Private Ownership... A Must
JUNE 01, 1967 by HENRY HAZLITT
EDITOR’S NOTE: Henry Hazlitt, well-known economic journalist and scholar, has written many books, including a novel about the rediscovery of capitalism by a young Russian after all the economic and political writing of the past, except that of the Marxists, has been wiped out. The hero, Peter Uldanov, performs the prodigious feat of recreating by his own mental effort ideas that it has in fact taken generations of great economists to develop and refine.
This novel, originally appearing in 1951 as The Great Idea, was revised and republished in 1966 as Time Will Run Back with a new Preface from which this article is drawn by permission of the publisher.
Time Will Run Back may be obtained from Arlington House, 81 Centre Avenue, New Rochelle, N. Y. 10801. 368 pp., $6.00.
If capitalism did not exist, it would be necessary to invent it —and its discovery would be rightly regarded as one of the great triumphs of the human mind. But as "capitalism" is merely a name for freedom in the economic sphere, the theme might be stated more broadly: The will to freedom can never be permanently stamped out.

+++

PROBLEM A >> Return every line of the entries that contains the word "Anomalies", matching its case exactly.

DATASET >>
+++

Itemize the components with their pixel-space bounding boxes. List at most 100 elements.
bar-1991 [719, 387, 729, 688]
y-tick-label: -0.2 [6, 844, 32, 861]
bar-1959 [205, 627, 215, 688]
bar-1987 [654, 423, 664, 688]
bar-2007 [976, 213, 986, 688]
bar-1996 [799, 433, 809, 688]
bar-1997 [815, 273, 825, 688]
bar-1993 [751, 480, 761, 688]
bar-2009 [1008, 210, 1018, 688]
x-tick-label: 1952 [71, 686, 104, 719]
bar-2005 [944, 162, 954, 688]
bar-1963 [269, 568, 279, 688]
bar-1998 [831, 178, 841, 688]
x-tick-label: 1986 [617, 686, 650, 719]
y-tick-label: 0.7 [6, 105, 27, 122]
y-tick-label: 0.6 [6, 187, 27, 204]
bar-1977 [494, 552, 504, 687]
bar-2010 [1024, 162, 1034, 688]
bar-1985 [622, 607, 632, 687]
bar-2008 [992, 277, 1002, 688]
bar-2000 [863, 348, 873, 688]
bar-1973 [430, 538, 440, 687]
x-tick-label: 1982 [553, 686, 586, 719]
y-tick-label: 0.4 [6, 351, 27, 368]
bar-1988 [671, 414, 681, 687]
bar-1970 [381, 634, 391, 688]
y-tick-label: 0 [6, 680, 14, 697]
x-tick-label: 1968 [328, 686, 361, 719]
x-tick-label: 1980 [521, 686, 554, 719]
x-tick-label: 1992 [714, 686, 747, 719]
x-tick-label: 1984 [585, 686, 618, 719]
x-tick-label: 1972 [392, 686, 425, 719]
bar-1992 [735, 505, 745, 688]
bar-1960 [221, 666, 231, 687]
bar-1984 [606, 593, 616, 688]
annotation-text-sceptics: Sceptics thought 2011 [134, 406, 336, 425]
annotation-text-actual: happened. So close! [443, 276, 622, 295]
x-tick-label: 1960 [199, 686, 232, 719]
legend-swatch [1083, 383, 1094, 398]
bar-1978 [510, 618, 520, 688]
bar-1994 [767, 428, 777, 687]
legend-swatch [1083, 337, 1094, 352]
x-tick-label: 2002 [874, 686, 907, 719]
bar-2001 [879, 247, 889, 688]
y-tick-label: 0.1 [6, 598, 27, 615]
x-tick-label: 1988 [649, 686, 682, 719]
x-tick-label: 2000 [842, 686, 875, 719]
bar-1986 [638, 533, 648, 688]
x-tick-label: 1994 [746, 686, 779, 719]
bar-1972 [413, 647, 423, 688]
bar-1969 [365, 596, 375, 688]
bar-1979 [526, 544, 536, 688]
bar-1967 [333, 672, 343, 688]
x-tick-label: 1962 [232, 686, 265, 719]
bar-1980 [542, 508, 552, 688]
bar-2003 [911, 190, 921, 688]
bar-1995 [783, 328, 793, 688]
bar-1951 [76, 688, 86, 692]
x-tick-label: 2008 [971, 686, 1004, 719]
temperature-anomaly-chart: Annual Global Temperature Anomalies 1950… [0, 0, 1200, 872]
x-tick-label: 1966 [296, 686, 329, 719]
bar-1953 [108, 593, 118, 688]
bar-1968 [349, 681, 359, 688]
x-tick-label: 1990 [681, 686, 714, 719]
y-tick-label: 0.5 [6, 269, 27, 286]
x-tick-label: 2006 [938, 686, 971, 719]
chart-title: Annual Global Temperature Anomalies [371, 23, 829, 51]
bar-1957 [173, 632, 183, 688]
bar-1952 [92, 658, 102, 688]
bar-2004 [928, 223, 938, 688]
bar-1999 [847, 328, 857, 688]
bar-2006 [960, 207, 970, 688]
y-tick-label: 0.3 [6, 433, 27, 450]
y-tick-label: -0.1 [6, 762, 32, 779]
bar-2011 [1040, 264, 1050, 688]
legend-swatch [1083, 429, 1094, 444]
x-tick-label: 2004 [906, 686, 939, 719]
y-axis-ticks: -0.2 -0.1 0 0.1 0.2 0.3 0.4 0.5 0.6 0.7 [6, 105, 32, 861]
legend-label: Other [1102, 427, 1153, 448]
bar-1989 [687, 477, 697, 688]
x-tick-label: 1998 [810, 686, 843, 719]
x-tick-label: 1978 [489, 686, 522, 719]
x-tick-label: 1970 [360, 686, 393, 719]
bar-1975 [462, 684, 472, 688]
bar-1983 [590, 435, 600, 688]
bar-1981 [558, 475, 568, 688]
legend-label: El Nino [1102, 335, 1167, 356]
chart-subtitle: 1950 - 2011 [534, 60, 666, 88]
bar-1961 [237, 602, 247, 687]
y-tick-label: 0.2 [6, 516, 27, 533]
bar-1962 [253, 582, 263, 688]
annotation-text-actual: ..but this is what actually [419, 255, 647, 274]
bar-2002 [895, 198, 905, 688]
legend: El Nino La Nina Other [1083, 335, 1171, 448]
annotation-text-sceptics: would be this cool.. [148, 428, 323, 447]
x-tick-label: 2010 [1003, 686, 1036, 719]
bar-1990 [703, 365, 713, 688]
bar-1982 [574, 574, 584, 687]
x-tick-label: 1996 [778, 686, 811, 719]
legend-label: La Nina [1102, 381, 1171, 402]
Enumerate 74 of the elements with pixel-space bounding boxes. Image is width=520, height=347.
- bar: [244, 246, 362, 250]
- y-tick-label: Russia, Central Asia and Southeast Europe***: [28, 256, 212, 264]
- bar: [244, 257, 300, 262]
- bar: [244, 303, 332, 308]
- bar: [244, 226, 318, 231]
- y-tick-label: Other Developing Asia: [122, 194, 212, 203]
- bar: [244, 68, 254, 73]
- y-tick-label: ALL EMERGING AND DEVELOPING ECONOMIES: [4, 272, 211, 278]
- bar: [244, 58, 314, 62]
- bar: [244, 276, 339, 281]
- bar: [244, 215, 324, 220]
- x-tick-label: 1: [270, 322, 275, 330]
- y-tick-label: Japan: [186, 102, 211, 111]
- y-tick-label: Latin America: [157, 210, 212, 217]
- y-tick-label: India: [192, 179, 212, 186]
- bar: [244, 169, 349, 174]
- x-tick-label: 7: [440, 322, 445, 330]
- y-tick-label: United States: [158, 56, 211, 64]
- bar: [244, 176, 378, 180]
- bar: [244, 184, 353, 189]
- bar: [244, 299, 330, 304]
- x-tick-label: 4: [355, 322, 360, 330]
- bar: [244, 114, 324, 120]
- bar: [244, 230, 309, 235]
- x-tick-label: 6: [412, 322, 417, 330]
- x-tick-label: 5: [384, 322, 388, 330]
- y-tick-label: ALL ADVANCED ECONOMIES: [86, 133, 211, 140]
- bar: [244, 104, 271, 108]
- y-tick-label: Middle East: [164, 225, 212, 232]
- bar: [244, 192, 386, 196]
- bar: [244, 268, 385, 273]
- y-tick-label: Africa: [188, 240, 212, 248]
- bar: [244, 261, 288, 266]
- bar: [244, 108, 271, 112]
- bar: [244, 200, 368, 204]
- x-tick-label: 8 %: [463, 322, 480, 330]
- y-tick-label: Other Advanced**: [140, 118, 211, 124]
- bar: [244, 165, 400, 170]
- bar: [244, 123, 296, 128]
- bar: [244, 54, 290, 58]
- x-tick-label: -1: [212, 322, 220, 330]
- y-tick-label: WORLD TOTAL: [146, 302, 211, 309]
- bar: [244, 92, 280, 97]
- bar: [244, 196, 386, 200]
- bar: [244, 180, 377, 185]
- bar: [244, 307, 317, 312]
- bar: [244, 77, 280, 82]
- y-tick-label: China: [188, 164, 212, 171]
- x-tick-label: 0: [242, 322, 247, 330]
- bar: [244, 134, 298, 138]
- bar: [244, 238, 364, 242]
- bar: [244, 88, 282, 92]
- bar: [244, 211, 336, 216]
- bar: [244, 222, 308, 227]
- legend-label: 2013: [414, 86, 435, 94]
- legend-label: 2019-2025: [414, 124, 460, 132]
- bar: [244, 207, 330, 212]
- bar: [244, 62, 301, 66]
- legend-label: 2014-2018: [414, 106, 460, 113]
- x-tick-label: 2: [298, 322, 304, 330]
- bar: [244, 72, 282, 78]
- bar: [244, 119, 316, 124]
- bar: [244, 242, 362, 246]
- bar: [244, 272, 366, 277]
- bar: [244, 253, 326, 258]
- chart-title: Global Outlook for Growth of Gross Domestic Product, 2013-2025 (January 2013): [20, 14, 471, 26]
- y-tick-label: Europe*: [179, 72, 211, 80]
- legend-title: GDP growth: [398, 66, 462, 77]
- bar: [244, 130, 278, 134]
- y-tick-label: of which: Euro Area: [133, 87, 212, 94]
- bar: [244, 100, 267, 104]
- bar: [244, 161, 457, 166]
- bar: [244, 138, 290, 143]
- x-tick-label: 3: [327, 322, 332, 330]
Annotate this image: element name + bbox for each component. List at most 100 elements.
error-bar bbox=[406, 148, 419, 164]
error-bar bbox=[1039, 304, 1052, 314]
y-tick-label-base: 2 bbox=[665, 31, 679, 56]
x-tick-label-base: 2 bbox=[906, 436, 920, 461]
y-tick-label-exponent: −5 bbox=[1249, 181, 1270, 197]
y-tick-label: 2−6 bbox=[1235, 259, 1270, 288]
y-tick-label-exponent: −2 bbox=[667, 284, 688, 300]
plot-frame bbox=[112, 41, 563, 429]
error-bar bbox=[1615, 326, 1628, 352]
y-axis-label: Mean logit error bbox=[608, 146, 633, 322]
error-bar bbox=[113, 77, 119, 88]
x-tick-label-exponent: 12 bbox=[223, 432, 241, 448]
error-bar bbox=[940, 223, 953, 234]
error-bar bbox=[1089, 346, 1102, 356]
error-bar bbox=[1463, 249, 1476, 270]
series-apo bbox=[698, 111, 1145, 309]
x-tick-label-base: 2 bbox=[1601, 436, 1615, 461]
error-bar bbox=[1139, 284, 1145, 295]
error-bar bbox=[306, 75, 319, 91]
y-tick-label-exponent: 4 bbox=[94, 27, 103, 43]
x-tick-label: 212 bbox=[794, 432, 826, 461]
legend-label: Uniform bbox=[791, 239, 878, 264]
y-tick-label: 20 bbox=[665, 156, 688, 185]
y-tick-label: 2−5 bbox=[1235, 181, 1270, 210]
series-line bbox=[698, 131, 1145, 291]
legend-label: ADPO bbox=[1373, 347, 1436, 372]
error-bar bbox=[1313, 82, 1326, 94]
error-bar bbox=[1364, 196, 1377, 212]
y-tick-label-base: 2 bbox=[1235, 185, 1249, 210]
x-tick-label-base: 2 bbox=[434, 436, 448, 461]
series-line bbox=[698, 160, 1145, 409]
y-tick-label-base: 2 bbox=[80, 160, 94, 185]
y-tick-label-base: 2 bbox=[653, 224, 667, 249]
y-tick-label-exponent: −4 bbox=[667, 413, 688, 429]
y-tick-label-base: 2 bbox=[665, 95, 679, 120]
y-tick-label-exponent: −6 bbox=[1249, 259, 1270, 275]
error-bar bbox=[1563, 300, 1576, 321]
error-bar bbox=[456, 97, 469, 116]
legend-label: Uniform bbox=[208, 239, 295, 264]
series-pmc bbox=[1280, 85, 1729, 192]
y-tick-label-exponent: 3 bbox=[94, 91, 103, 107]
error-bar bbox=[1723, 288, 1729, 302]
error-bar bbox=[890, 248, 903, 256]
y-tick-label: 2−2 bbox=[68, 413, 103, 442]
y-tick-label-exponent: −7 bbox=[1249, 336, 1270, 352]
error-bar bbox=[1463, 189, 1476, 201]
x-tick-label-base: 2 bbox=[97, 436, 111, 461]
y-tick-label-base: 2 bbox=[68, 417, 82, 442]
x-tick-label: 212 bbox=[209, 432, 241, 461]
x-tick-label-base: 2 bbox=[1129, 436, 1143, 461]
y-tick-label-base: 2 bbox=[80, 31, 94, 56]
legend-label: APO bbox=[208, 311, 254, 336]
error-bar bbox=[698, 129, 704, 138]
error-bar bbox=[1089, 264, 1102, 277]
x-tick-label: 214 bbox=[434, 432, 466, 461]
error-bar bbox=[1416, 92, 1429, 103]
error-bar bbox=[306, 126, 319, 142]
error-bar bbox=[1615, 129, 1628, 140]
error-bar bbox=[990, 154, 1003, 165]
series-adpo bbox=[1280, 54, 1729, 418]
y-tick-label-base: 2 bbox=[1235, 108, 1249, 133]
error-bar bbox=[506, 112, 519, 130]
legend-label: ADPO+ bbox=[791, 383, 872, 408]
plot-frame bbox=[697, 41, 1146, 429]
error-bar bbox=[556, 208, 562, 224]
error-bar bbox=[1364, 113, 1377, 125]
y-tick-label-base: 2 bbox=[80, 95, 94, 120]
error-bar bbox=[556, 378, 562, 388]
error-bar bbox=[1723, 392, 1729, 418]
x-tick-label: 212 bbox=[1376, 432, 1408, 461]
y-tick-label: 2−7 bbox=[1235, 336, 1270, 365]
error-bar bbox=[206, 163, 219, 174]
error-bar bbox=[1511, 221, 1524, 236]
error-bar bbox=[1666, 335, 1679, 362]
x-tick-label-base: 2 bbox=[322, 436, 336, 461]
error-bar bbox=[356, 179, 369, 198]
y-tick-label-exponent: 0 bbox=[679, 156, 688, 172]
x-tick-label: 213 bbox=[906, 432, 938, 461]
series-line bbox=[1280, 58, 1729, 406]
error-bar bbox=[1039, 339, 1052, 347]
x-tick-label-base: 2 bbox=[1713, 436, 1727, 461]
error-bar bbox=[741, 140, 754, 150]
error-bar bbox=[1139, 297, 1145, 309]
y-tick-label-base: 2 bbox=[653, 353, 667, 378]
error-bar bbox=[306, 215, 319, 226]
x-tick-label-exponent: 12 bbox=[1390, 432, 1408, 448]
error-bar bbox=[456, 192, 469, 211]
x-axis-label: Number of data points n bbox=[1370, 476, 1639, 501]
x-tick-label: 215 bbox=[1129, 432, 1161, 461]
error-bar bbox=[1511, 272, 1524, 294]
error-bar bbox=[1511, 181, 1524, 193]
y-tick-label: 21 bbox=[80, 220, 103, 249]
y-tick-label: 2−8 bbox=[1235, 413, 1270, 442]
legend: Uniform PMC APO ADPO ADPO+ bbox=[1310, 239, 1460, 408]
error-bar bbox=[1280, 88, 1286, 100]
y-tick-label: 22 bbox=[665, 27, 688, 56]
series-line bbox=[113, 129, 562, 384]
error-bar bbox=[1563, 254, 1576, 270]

+++

PROBLEM B >> Echo the private ownership article verbatim, everything from "This novel, originally" down to "of the publisher.".

EXPECTED OUTPUT A >>
temperature-anomaly-chart: Annual Global Temperature Anomalies 1950… [0, 0, 1200, 872]
chart-title: Annual Global Temperature Anomalies [371, 23, 829, 51]

EXPECTED OUTPUT B >>
This novel, originally appearing in 1951 as The Great Idea, was revised and republished in 1966 as Time Will Run Back with a new Preface from which this article is drawn by permission of the publisher.